*Material for this exercise:*
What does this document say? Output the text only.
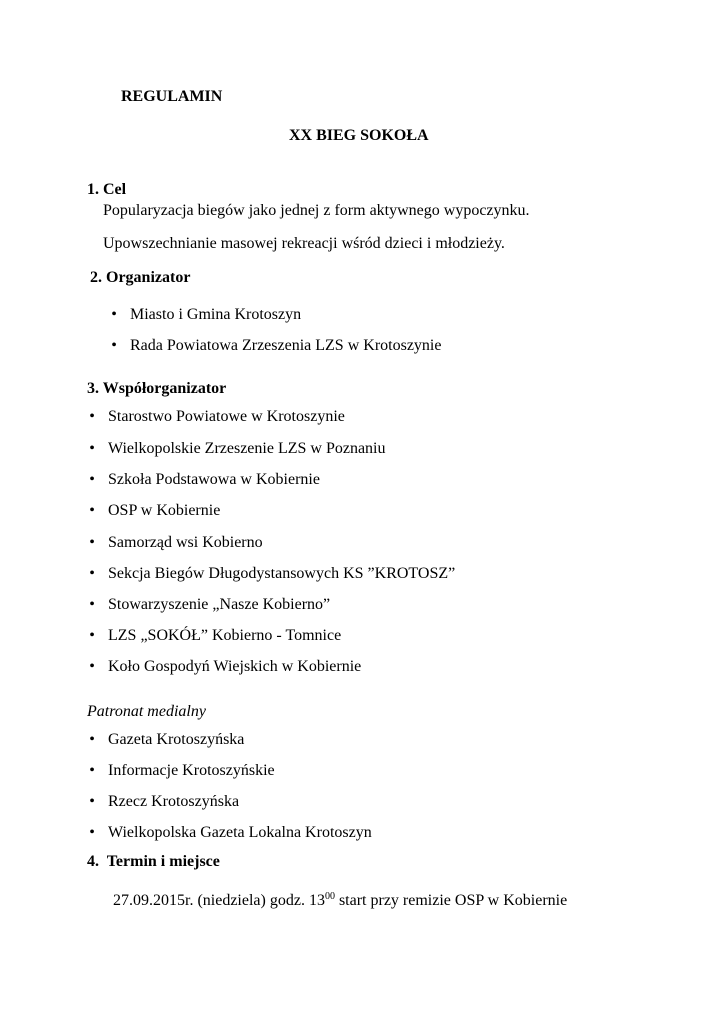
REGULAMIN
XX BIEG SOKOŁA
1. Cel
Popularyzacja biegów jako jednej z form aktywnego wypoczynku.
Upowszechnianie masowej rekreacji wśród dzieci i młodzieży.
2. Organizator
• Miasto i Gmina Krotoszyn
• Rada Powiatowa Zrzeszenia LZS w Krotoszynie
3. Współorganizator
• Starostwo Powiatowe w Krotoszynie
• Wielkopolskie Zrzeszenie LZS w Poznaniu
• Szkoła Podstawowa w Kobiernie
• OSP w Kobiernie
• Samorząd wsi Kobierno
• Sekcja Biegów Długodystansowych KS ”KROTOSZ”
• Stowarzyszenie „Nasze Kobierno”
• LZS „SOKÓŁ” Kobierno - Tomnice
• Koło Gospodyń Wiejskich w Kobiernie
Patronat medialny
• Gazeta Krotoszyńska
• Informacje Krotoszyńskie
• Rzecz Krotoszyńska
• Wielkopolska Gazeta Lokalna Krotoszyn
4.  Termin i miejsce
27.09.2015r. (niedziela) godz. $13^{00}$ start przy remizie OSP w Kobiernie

*Goal:* Work through the records above line by line and count those that hold the string "Krotoszyńska". Give only the result.

*Written response:* 2